Only the lines from the one with "Extract the structured" through the final line should be given again, exactly as they appear, minus the pictures.

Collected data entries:
-=-=-=-=-

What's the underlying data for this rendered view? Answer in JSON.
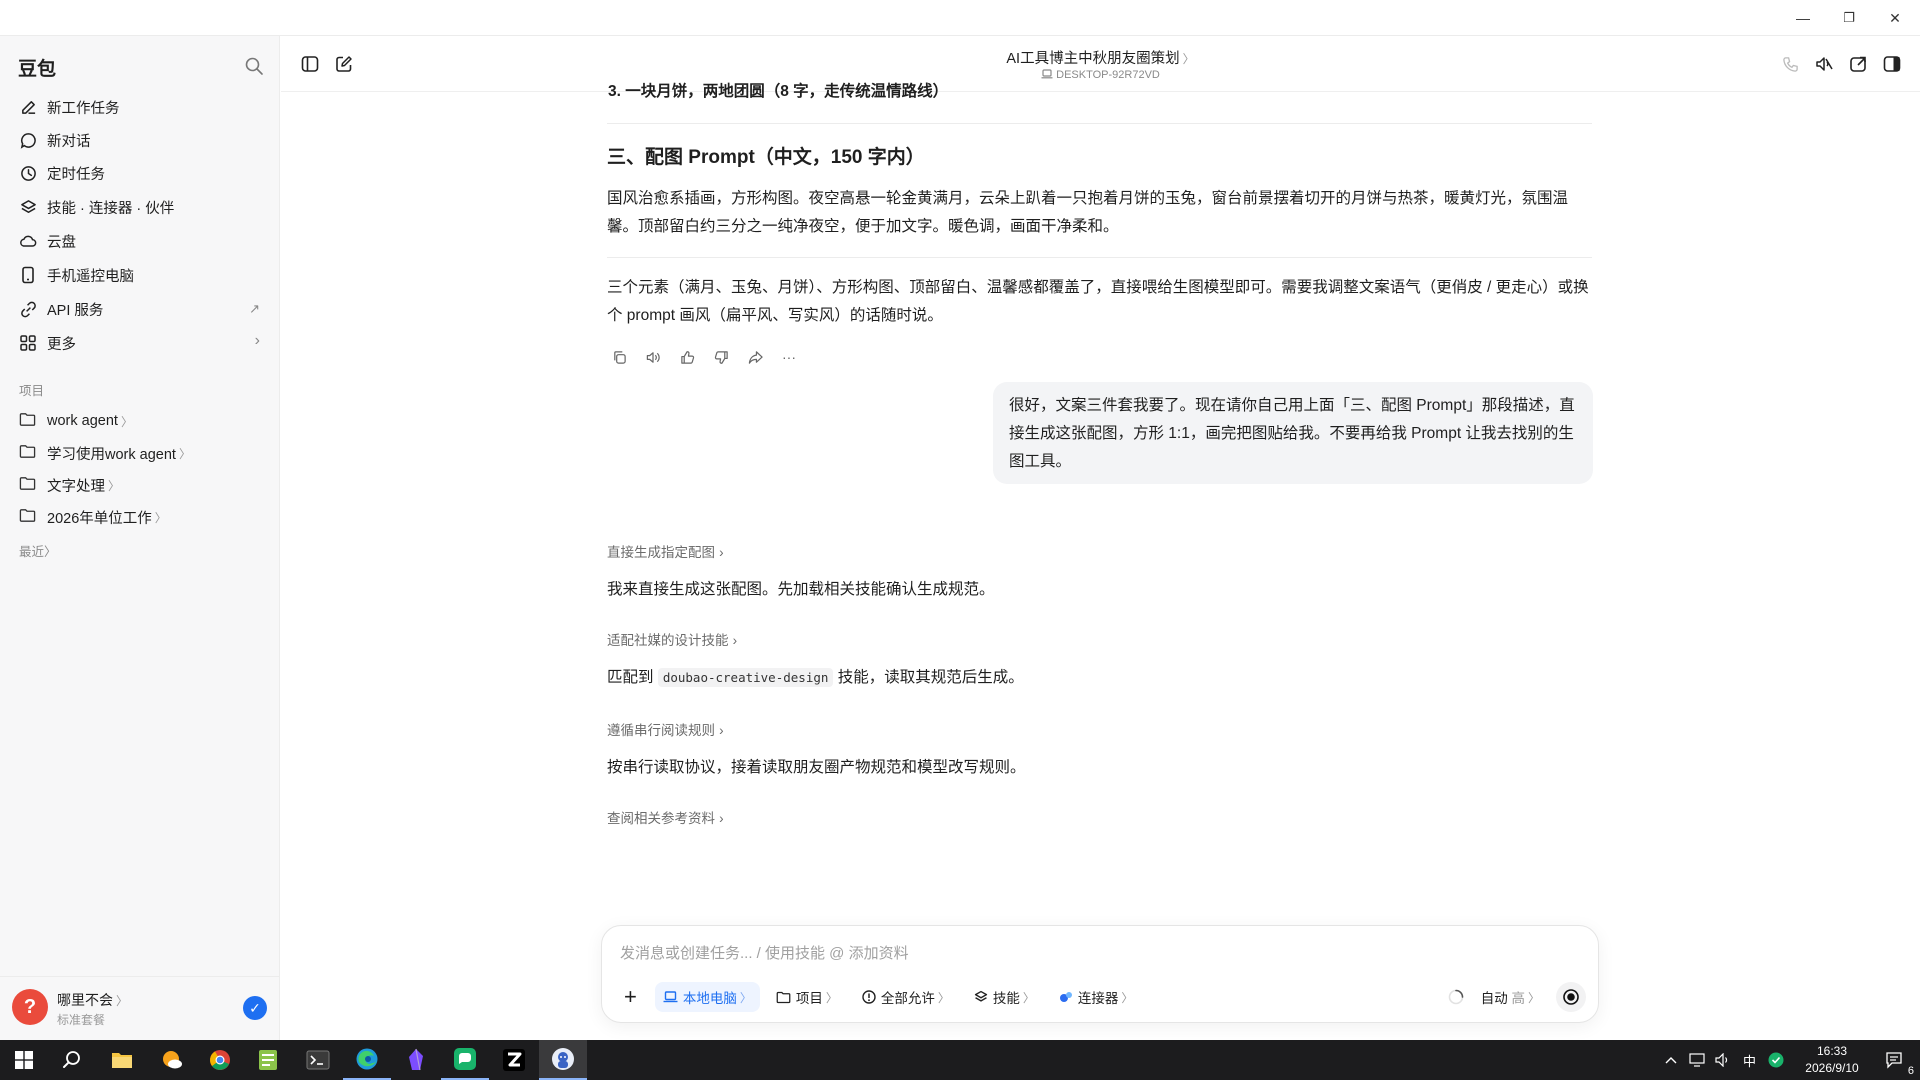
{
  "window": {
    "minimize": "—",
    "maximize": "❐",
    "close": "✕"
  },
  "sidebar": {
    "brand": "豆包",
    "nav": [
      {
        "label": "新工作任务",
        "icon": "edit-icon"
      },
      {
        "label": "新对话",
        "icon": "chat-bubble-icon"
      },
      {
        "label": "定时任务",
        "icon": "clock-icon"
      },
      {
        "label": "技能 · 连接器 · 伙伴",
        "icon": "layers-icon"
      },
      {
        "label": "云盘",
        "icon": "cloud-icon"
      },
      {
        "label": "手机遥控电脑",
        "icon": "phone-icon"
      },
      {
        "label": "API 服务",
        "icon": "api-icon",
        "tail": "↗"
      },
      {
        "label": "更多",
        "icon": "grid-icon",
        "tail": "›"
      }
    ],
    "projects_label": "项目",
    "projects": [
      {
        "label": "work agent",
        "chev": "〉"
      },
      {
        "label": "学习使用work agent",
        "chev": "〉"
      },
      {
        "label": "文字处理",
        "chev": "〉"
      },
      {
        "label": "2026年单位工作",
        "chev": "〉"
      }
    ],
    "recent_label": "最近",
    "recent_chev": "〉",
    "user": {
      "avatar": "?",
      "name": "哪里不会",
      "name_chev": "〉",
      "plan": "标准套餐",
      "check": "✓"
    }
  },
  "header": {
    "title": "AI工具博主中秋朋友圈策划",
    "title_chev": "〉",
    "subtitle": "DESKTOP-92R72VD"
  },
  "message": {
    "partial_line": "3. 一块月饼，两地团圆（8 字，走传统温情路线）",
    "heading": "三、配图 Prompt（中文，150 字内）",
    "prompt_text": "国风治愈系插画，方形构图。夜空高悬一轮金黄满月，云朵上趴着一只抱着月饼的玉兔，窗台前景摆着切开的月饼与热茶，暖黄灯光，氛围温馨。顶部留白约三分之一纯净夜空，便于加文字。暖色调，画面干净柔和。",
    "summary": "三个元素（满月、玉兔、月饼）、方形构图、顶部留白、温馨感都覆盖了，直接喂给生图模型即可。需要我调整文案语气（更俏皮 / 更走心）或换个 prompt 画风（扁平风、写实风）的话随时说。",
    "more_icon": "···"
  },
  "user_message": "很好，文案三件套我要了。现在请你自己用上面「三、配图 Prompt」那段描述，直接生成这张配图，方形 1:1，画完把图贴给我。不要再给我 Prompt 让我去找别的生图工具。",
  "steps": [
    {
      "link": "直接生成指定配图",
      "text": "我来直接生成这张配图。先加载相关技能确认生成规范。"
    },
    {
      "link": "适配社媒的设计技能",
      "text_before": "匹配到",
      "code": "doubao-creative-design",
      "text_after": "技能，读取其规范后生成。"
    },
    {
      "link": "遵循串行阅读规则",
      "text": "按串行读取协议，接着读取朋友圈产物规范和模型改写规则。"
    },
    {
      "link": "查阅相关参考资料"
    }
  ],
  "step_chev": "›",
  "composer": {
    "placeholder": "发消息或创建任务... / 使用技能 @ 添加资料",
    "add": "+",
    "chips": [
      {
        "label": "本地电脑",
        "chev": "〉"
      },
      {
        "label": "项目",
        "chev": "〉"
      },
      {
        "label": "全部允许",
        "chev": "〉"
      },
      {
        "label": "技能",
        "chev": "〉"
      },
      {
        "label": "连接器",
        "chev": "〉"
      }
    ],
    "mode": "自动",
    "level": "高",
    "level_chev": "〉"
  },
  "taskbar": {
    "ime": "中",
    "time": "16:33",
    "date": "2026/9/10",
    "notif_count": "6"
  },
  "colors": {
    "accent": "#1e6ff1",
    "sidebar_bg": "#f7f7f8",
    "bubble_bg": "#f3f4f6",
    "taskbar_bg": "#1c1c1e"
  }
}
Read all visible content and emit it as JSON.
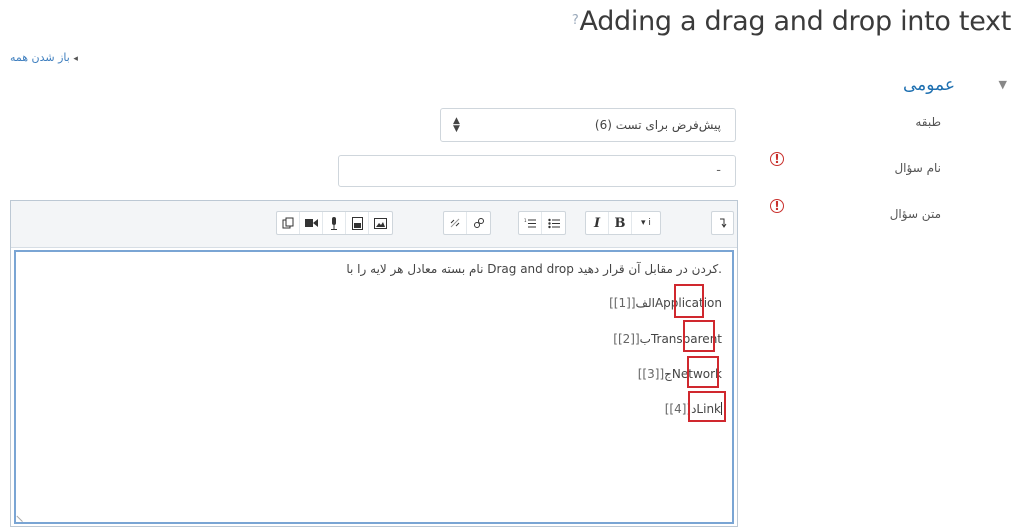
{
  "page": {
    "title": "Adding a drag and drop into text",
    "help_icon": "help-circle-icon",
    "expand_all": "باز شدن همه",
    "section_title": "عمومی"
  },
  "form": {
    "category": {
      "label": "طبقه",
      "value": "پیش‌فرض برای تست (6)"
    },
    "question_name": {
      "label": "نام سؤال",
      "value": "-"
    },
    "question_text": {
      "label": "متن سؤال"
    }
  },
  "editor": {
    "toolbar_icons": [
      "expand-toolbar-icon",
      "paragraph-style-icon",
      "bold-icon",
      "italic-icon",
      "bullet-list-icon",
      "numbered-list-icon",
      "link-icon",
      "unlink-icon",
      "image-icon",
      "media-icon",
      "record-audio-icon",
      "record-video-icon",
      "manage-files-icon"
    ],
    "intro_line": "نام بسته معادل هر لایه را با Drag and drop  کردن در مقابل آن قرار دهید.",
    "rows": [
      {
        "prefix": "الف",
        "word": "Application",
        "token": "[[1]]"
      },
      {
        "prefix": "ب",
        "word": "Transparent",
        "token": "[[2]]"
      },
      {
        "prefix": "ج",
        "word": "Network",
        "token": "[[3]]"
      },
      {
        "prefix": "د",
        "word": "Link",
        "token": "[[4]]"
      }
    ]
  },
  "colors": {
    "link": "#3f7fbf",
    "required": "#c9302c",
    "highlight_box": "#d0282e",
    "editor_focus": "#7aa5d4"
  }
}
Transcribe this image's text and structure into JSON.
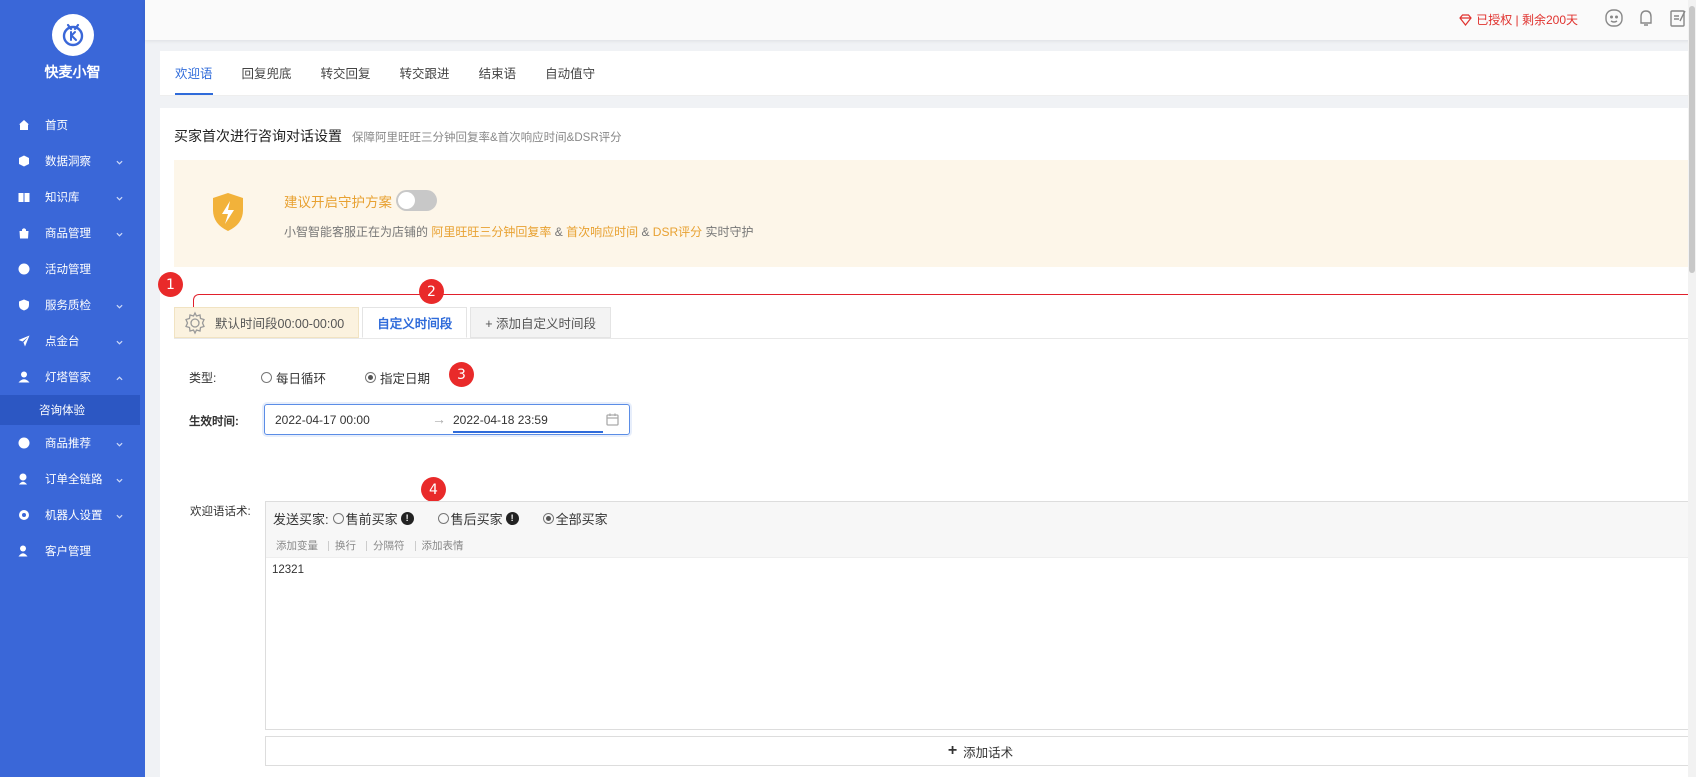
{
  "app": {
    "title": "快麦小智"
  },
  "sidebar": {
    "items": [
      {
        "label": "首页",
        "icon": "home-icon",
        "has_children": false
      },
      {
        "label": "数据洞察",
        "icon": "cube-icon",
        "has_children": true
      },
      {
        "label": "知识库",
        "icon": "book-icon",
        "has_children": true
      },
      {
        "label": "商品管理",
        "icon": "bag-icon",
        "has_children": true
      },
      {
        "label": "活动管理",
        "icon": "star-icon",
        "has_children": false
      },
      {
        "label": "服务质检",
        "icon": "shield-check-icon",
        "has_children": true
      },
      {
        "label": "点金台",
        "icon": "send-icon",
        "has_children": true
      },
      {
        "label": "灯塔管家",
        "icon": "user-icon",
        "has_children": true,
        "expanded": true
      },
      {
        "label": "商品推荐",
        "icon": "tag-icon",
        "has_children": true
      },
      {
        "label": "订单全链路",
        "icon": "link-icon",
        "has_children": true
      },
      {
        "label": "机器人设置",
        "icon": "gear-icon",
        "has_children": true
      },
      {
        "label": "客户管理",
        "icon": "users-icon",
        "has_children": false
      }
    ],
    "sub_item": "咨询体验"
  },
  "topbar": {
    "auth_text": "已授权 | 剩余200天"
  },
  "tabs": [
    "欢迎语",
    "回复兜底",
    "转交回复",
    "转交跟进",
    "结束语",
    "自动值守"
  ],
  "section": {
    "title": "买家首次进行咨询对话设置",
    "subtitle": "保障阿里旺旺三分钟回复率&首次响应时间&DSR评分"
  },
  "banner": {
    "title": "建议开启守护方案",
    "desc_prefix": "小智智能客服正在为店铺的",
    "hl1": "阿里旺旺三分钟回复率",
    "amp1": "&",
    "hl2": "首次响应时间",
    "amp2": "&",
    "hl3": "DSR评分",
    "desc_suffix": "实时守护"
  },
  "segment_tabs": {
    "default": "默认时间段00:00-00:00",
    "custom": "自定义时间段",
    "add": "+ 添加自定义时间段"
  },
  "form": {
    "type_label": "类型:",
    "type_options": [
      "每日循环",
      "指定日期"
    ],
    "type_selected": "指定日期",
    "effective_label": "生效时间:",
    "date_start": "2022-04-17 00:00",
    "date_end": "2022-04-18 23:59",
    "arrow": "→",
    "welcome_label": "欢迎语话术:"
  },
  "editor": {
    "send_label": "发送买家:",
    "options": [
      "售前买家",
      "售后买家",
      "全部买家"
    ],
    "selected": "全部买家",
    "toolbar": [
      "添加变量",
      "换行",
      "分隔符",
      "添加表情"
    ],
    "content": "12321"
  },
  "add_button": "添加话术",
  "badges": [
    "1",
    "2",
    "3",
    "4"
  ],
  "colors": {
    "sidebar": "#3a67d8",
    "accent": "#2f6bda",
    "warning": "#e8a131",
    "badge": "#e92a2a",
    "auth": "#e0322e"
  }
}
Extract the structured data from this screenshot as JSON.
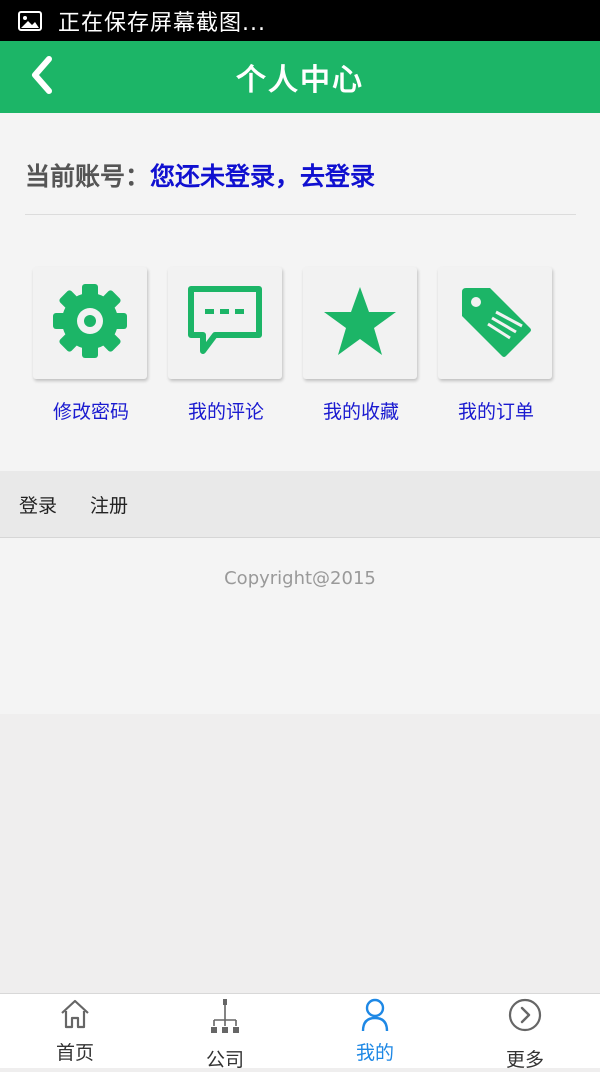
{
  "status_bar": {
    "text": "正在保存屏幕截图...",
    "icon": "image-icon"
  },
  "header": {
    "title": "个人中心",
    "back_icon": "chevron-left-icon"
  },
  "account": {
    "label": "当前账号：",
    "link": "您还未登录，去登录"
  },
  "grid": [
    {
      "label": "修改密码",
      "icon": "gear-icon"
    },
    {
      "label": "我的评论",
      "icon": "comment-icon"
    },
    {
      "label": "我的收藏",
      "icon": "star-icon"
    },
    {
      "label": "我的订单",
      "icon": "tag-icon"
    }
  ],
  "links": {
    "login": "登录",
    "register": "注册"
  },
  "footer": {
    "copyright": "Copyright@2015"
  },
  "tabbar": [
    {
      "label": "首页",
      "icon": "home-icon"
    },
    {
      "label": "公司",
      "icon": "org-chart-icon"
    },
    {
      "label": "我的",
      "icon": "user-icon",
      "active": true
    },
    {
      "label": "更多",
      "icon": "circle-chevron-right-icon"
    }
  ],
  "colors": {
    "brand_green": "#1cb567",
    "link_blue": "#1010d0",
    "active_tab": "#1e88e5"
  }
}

-=-=-=-=-

→ REPLY:
Extract the structured data from this screenshot as JSON.
{
  "status_bar": {
    "text": "正在保存屏幕截图...",
    "icon": "image-icon"
  },
  "header": {
    "title": "个人中心",
    "back_icon": "chevron-left-icon"
  },
  "account": {
    "label": "当前账号：",
    "link": "您还未登录，去登录"
  },
  "grid": [
    {
      "label": "修改密码",
      "icon": "gear-icon"
    },
    {
      "label": "我的评论",
      "icon": "comment-icon"
    },
    {
      "label": "我的收藏",
      "icon": "star-icon"
    },
    {
      "label": "我的订单",
      "icon": "tag-icon"
    }
  ],
  "links": {
    "login": "登录",
    "register": "注册"
  },
  "footer": {
    "copyright": "Copyright@2015"
  },
  "tabbar": [
    {
      "label": "首页",
      "icon": "home-icon"
    },
    {
      "label": "公司",
      "icon": "org-chart-icon"
    },
    {
      "label": "我的",
      "icon": "user-icon",
      "active": true
    },
    {
      "label": "更多",
      "icon": "circle-chevron-right-icon"
    }
  ],
  "colors": {
    "brand_green": "#1cb567",
    "link_blue": "#1010d0",
    "active_tab": "#1e88e5"
  }
}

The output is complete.